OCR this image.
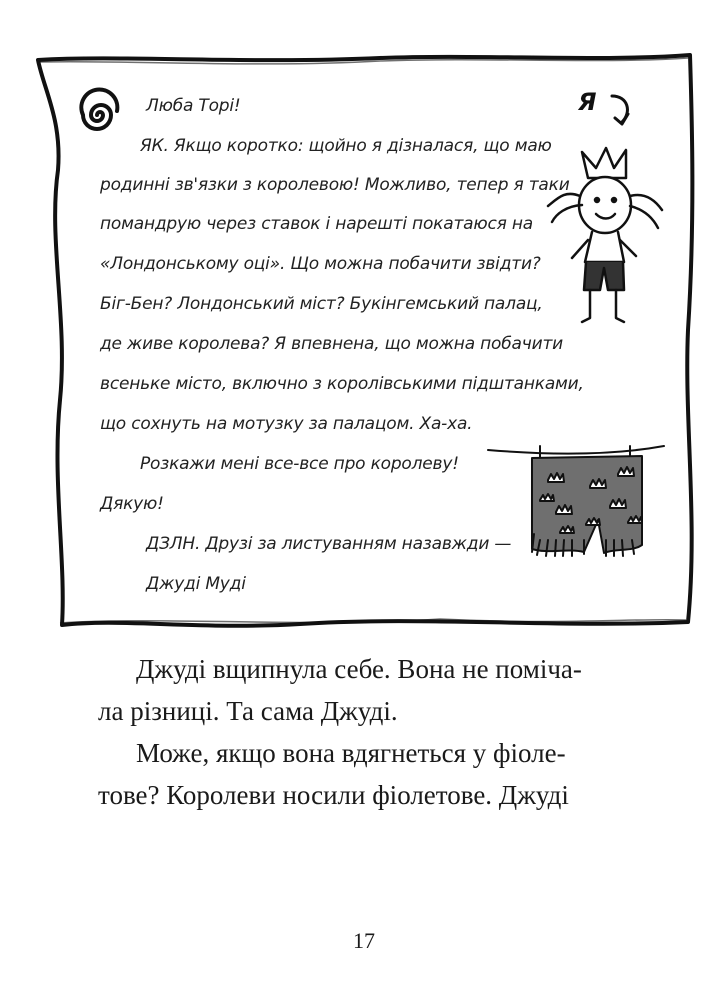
Я
Люба Торі!
ЯК. Якщо коротко: щойно я дізналася, що маю
родинні зв'язки з королевою! Можливо, тепер я таки
помандрую через ставок і нарешті покатаюся на
«Лондонському оці». Що можна побачити звідти?
Біг-Бен? Лондонський міст? Букінгемський палац,
де живе королева? Я впевнена, що можна побачити
всеньке місто, включно з королівськими підштанками,
що сохнуть на мотузку за палацом. Ха-ха.
Розкажи мені все-все про королеву!
Дякую!
ДЗЛН. Друзі за листуванням назавжди —
Джуді Муді
Джуді вщипнула себе. Вона не поміча-
ла різниці. Та сама Джуді.
Може, якщо вона вдягнеться у фіоле-
тове? Королеви носили фіолетове. Джуді
17
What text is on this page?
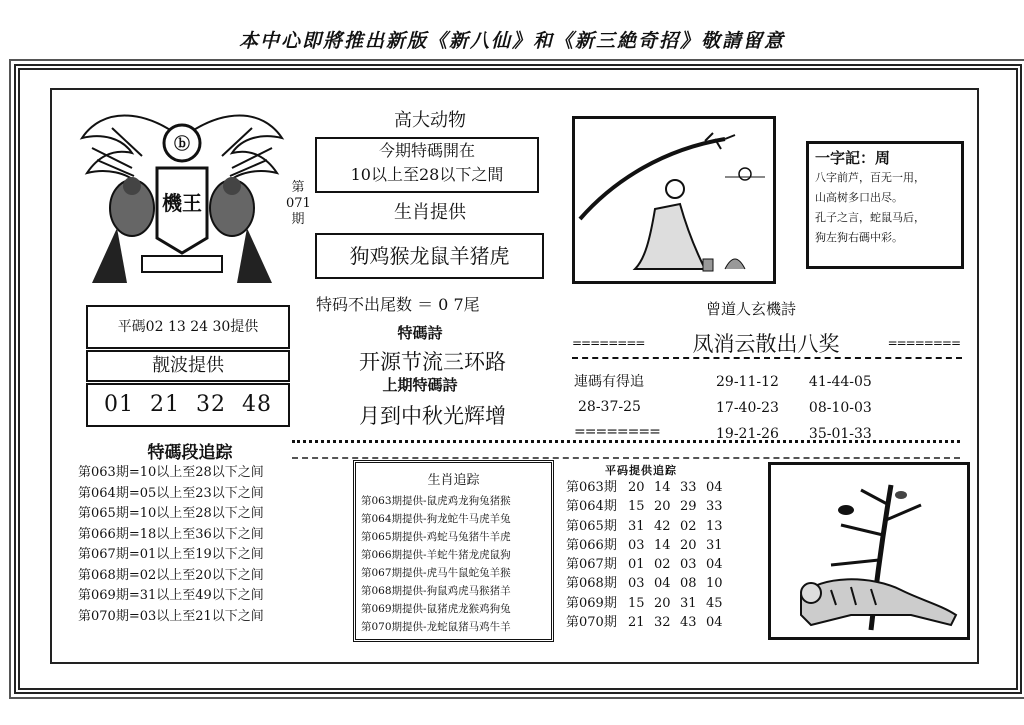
本中心即將推出新版《新八仙》和《新三絶奇招》敬請留意
ⓑ
機王
第
071
期
高大动物
今期特碼開在
10以上至28以下之間
生肖提供
狗鸡猴龙鼠羊猪虎
特码不出尾数 ＝ 0 7尾
特碼詩
开源节流三环路
上期特碼詩
月到中秋光辉增
平碼02 13 24 30提供
靓波提供
01 21 32 48
一字記：周
八字前芦，百无一用，
山高树多口出尽。
孔子之言，蛇鼠马后，
狗左狗右碼中彩。
曾道人玄機詩
======== 凤消云散出八奖	========
連碼有得追
28-37-25
========
29-11-12 41-44-05
17-40-23 08-10-03
19-21-26 35-01-33
特碼段追踪
第063期=10以上至28以下之间
第064期=05以上至23以下之间
第065期=10以上至28以下之间
第066期=18以上至36以下之间
第067期=01以上至19以下之间
第068期=02以上至20以下之间
第069期=31以上至49以下之间
第070期=03以上至21以下之间
生肖追踪
第063期提供-鼠虎鸡龙狗兔猪猴
第064期提供-狗龙蛇牛马虎羊兔
第065期提供-鸡蛇马兔猪牛羊虎
第066期提供-羊蛇牛猪龙虎鼠狗
第067期提供-虎马牛鼠蛇兔羊猴
第068期提供-狗鼠鸡虎马猴猪羊
第069期提供-鼠猪虎龙猴鸡狗兔
第070期提供-龙蛇鼠猪马鸡牛羊
平码提供追踪
第063期 20 14 33 04
第064期 15 20 29 33
第065期 31 42 02 13
第066期 03 14 20 31
第067期 01 02 03 04
第068期 03 04 08 10
第069期 15 20 31 45
第070期 21 32 43 04
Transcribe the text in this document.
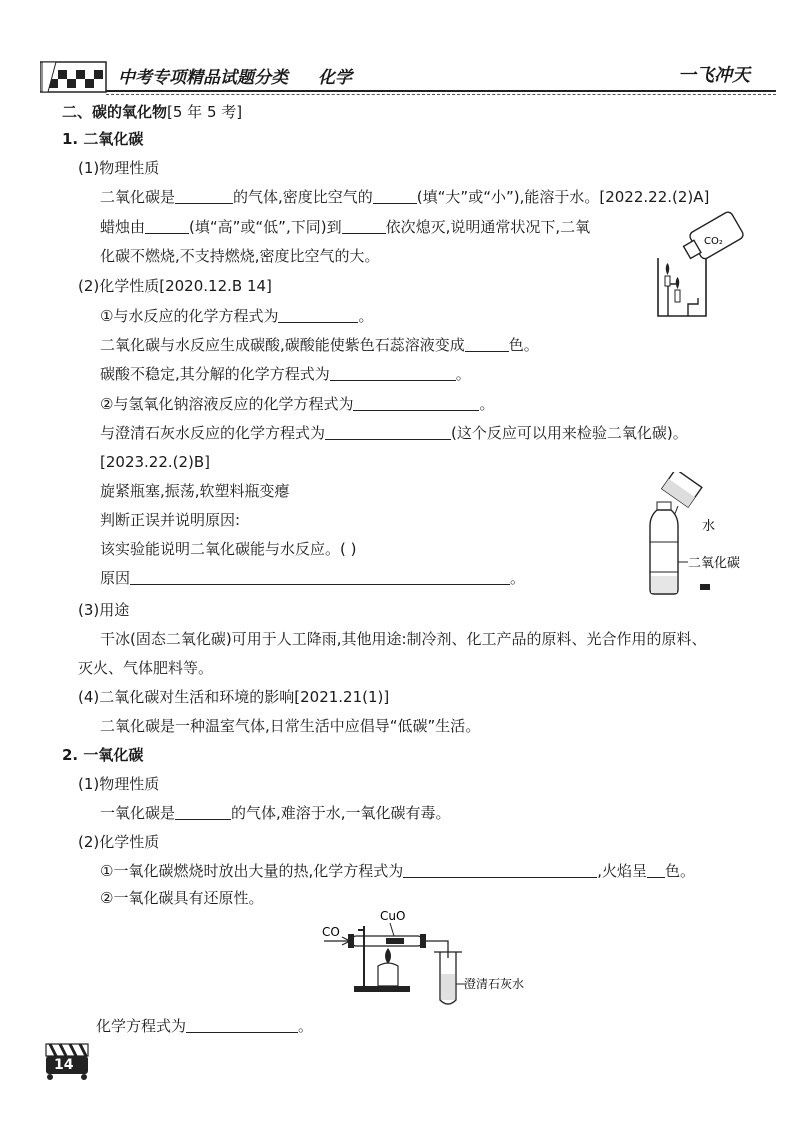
中考专项精品试题分类 化学	一飞冲天
二、碳的氧化物[5 年 5 考]
1. 二氧化碳
(1)物理性质
二氧化碳是	的气体,密度比空气的	(填“大”或“小”),能溶于水。[2022.22.(2)A]
蜡烛由	(填“高”或“低”,下同)到	依次熄灭,说明通常状况下,二氧
化碳不燃烧,不支持燃烧,密度比空气的大。
CO₂
(2)化学性质[2020.12.B 14]
①与水反应的化学方程式为	。
二氧化碳与水反应生成碳酸,碳酸能使紫色石蕊溶液变成	色。
碳酸不稳定,其分解的化学方程式为	。
②与氢氧化钠溶液反应的化学方程式为	。
与澄清石灰水反应的化学方程式为	(这个反应可以用来检验二氧化碳)。
[2023.22.(2)B]
旋紧瓶塞,振荡,软塑料瓶变瘪
判断正误并说明原因:
该实验能说明二氧化碳能与水反应。( )
原因	。
水
二氧化碳
(3)用途
干冰(固态二氧化碳)可用于人工降雨,其他用途:制冷剂、化工产品的原料、光合作用的原料、
灭火、气体肥料等。
(4)二氧化碳对生活和环境的影响[2021.21(1)]
二氧化碳是一种温室气体,日常生活中应倡导“低碳”生活。
2. 一氧化碳
(1)物理性质
一氧化碳是	的气体,难溶于水,一氧化碳有毒。
(2)化学性质
①一氧化碳燃烧时放出大量的热,化学方程式为	,火焰呈 色。
②一氧化碳具有还原性。
CO
CuO
澄清石灰水
化学方程式为	。
14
□ □ □ □ □ □ □
* [OBJECTIVE]: Work out how many lines above have the string "побачити" in them, and give only the number.

* [ANSWER TO THE EXERCISE]: 2